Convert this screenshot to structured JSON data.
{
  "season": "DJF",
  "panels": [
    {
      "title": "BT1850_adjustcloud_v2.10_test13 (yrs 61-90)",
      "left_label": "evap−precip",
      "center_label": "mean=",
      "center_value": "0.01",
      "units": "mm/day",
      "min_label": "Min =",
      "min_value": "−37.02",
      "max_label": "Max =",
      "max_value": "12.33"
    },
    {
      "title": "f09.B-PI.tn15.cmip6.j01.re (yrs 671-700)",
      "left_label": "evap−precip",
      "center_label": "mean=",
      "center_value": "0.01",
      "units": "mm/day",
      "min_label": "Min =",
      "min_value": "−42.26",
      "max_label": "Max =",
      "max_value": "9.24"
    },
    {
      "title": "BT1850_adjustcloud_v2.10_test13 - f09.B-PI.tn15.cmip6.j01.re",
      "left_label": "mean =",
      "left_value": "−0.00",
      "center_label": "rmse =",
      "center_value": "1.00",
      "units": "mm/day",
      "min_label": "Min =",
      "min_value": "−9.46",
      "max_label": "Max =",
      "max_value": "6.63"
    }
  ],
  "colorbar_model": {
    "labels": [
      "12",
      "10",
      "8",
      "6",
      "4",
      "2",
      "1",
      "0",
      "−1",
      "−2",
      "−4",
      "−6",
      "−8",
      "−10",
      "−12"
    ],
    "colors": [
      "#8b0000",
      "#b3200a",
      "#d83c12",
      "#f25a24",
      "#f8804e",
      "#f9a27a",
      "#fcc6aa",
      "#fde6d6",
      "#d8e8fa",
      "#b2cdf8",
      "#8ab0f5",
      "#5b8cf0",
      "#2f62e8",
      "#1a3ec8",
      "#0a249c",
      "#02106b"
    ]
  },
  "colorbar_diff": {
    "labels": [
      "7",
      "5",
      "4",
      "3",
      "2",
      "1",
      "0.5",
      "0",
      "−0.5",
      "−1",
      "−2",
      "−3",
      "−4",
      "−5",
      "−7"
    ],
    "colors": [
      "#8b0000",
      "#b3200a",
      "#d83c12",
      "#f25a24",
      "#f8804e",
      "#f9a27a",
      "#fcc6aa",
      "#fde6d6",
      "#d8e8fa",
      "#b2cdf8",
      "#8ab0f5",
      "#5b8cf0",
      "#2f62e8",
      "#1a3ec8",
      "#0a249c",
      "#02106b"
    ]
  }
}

GIVEN PROBLEM:
Print every line of the records exactly. Omit nothing.

EXERCISE OUTPUT:
Convert this screenshot to structured JSON data.
{
  "season": "DJF",
  "panels": [
    {
      "title": "BT1850_adjustcloud_v2.10_test13 (yrs 61-90)",
      "left_label": "evap−precip",
      "center_label": "mean=",
      "center_value": "0.01",
      "units": "mm/day",
      "min_label": "Min =",
      "min_value": "−37.02",
      "max_label": "Max =",
      "max_value": "12.33"
    },
    {
      "title": "f09.B-PI.tn15.cmip6.j01.re (yrs 671-700)",
      "left_label": "evap−precip",
      "center_label": "mean=",
      "center_value": "0.01",
      "units": "mm/day",
      "min_label": "Min =",
      "min_value": "−42.26",
      "max_label": "Max =",
      "max_value": "9.24"
    },
    {
      "title": "BT1850_adjustcloud_v2.10_test13 - f09.B-PI.tn15.cmip6.j01.re",
      "left_label": "mean =",
      "left_value": "−0.00",
      "center_label": "rmse =",
      "center_value": "1.00",
      "units": "mm/day",
      "min_label": "Min =",
      "min_value": "−9.46",
      "max_label": "Max =",
      "max_value": "6.63"
    }
  ],
  "colorbar_model": {
    "labels": [
      "12",
      "10",
      "8",
      "6",
      "4",
      "2",
      "1",
      "0",
      "−1",
      "−2",
      "−4",
      "−6",
      "−8",
      "−10",
      "−12"
    ],
    "colors": [
      "#8b0000",
      "#b3200a",
      "#d83c12",
      "#f25a24",
      "#f8804e",
      "#f9a27a",
      "#fcc6aa",
      "#fde6d6",
      "#d8e8fa",
      "#b2cdf8",
      "#8ab0f5",
      "#5b8cf0",
      "#2f62e8",
      "#1a3ec8",
      "#0a249c",
      "#02106b"
    ]
  },
  "colorbar_diff": {
    "labels": [
      "7",
      "5",
      "4",
      "3",
      "2",
      "1",
      "0.5",
      "0",
      "−0.5",
      "−1",
      "−2",
      "−3",
      "−4",
      "−5",
      "−7"
    ],
    "colors": [
      "#8b0000",
      "#b3200a",
      "#d83c12",
      "#f25a24",
      "#f8804e",
      "#f9a27a",
      "#fcc6aa",
      "#fde6d6",
      "#d8e8fa",
      "#b2cdf8",
      "#8ab0f5",
      "#5b8cf0",
      "#2f62e8",
      "#1a3ec8",
      "#0a249c",
      "#02106b"
    ]
  }
}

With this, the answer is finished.